**Tâche:** Pouvez-vous réécrire sous forme de liste le paragraphe du texte fourni qui commence par « Cette décision aussi inattendue », en gardant ses faits principaux ?

**Texte fourni:**
Au cœur de l’été, quelques jours à peine avant d’étrenner la nouvelle formule de vacance gouvernementale (et non « des vacances » désormais interdites), le Ministre de la Justice trouve un gros pavé bien gênant au fond de son espadrille.

Voilà-ti-pas qu’un représentant du ministère public décide d’un coup d’un seul, de jeter un pavé dans la mare en donnant une forme de crédit aux allégations portées par quelques médisantes associations de défense des droits de l’Homme et autres observateurs européens ou onusiens qui jugent, sans qu’autorisation ne leur soit donnée, que les conditions de détention en France sont loin d’être exemplaires !

Culot frondeur, mouvement d’humeur ou acte délibéré de responsabilité, il est bien difficile d’interpréter le caractère précis de la note qu’avait expédié à ses services le procureur de la République de Dunkerque, Philippe Muller, en leur demandant de reporter au 5 septembre prochain les mises sous écrou des personnes condamnées à des peines courtes à l’exception des peines courtes non aménageables, des peines portant à des faits de nature sexuelle ou celles liées à des faits de violence commis en récidive.

Cette décision aussi inattendue que surprenante de la part d’un procureur de la République, était motivée par le fait que la maison d’arrêt de Dunkerque connait depuis de (trop) nombreuses années une surpopulation qui l’amène à entasser 150 détenus pour 100 places disponibles et, que de son propre aveu : « Quand vous faites coucher des gens sur des matelas, vous vous heurtez aux obligations liées au respect de la vie humaine, aux problèmes d'hygiène, au risque de violences et à des difficultés de relations avec les fonctionnaires pénitentiaires ».

Ce feu d’artifice finira comme un vieux pétard mouillé après l’ire du Garde des Sceaux exprimée par la voix du procureur général de Douai qui lui demandera de rapporter (NDRL : d’annuler) ses décisions le lendemain même.

Pourtant, quelque soient les raisons qui ont poussé le procureur de Dunkerque à agir de la sorte, ce coup d’essai ne manquera pas de faire jurisprudence au sein du cénacle des parquets qui ne cessent de dénoncer la surenchère de lois en matière pénal et une surpopulation endémique des prisons françaises. Cette surpopulation carcérale ayant pour effet de multiples condamnations de l’Etat pour les conditions de détentions jugées non conformes voire intolérables, un accroissement des tensions entre les détenus eux-mêmes et des risques non négligeables pour le personnel de l’Administration Pénitentiaire.

Comme le souligne sur son blog Philippe Bilger, Avocat général près la cour d’appel de Paris, le coup d’éclat de Philippe Muller doit être considéré comme un acte de vraie humanité et de courage, qui contraste avec le douloureux fardeau du Contrôleur Général des Prisons Jean-Marie Delarue, qui exprime tous les ans (dans des termes choisis) les mêmes dysfonctionnements dans nos prisons sans recueillir une telle publicité médiatique. Il conclu en saluant l’exemplarité du procureur de Dunkerque qui bien que juste, remarquable et humain dans ses pratiques professionnelles, ne sera sans doute jamais appelé à officier dans d’autres fonctions où il aurait pu justifier de cette même compétence.

Monsieur Muller, souhaitons au parquet de Dunkerque de jouir encore longtemps de votre rigueur. La cité du Nord compte bien des géants au titre de ses emblèmes, et ce n’est pas lui faire injure que de vous comparer à l’un d’entres-eux, le dénommé Snustre « le fouineur » de Grande-Synthe, qui à la particularité de mettre son nez partout où la misère se trouve !

A la manière d’Hanif Kureishi « Dans le domaine de la sagesse, tout progrès exige une bonne dose de culot ».

**Données:**

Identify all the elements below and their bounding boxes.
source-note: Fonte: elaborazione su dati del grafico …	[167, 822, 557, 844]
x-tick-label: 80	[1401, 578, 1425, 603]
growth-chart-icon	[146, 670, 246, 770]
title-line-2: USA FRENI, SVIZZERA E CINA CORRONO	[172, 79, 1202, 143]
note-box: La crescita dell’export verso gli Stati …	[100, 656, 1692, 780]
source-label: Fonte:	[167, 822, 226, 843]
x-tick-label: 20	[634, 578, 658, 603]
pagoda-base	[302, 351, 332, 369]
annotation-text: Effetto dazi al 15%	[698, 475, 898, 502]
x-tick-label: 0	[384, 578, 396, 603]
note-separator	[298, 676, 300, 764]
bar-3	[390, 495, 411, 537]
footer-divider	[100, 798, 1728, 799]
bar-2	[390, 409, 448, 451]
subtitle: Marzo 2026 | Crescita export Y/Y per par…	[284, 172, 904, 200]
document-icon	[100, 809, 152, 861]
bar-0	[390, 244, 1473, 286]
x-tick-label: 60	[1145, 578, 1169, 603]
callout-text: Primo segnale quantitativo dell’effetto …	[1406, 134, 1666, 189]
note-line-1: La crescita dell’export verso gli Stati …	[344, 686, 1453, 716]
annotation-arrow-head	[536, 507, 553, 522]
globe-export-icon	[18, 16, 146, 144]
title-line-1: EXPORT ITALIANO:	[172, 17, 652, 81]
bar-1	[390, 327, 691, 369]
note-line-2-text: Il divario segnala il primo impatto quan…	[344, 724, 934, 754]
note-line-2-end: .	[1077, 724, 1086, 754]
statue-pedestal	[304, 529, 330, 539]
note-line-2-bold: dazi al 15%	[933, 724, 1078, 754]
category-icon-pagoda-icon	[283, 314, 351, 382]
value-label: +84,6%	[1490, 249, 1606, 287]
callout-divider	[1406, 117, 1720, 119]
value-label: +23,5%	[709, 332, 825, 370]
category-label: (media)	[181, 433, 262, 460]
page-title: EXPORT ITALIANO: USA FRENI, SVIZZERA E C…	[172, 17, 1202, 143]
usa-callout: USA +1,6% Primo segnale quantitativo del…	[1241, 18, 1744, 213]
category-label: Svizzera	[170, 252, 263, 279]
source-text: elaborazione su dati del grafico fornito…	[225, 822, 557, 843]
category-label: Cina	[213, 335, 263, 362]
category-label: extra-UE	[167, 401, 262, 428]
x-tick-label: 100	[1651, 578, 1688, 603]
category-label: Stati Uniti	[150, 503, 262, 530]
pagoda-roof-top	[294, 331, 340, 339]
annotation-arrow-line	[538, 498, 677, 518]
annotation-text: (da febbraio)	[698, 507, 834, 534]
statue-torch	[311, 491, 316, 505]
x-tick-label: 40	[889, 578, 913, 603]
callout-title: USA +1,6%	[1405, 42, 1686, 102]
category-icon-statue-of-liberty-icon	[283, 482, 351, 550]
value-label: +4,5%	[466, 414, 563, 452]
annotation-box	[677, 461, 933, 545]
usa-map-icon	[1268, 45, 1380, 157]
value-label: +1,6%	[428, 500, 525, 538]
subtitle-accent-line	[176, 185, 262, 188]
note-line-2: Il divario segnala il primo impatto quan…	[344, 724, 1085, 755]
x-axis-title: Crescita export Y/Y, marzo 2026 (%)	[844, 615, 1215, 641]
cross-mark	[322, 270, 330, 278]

==

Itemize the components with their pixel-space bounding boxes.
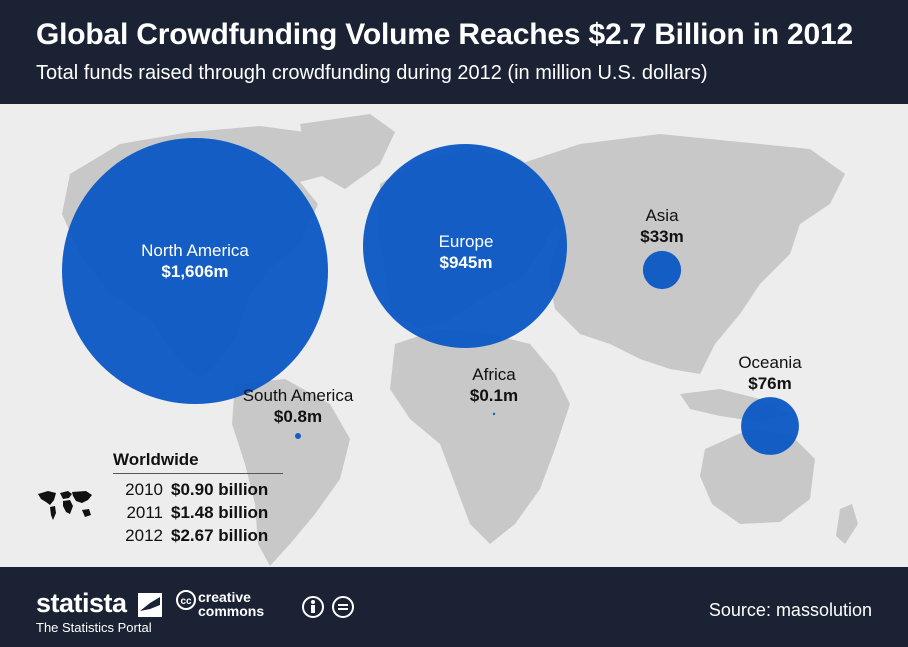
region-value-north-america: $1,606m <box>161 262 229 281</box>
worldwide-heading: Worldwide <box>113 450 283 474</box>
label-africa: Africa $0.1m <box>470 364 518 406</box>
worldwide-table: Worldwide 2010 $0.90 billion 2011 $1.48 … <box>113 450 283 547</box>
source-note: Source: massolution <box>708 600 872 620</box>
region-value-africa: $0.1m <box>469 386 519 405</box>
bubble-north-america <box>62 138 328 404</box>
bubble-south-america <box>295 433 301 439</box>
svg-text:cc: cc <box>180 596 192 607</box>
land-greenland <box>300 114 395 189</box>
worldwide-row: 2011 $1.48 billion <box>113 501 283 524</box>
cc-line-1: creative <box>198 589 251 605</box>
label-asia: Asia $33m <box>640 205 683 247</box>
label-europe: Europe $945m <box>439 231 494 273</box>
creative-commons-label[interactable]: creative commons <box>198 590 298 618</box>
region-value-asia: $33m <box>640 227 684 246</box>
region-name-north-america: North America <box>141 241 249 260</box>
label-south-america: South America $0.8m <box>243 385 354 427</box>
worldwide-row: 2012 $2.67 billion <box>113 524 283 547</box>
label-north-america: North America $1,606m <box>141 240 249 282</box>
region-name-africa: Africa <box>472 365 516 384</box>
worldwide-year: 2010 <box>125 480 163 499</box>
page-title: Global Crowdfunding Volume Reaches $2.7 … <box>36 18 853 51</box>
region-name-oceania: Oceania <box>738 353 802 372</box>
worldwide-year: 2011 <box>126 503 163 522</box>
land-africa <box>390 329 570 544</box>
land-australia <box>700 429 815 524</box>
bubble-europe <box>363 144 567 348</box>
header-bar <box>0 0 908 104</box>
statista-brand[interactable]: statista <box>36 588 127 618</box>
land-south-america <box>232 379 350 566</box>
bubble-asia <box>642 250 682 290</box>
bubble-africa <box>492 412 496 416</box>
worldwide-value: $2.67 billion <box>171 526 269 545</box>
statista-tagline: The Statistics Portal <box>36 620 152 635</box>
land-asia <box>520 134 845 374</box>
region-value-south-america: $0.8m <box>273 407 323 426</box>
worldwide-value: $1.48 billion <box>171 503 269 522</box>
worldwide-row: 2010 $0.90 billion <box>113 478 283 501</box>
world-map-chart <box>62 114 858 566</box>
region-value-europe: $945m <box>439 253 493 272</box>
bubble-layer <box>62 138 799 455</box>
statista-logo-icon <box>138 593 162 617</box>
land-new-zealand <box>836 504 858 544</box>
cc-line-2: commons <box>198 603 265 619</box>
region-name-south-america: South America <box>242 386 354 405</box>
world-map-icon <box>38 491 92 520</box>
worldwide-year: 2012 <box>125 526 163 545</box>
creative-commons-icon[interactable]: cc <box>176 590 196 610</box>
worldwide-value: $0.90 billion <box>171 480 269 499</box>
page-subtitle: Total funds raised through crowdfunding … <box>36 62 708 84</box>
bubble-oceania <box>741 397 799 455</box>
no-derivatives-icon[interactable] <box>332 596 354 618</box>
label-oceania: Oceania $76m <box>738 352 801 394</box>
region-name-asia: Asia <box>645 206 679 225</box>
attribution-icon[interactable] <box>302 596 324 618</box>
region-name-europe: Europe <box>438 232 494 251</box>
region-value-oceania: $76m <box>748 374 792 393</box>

**Réponse:**
- La décision du procureur de la République était motivée par la surpopulation que connaît depuis de nombreuses années la maison d'arrêt de Dunkerque.
- L'établissement entasse 150 détenus pour 100 places disponibles.
- D'après le procureur, faire coucher des gens sur des matelas pose plusieurs problèmes :
  - les obligations liées au respect de la vie humaine ;
  - l'hygiène ;
  - le risque de violences ;
  - les difficultés de relations avec les fonctionnaires pénitentiaires.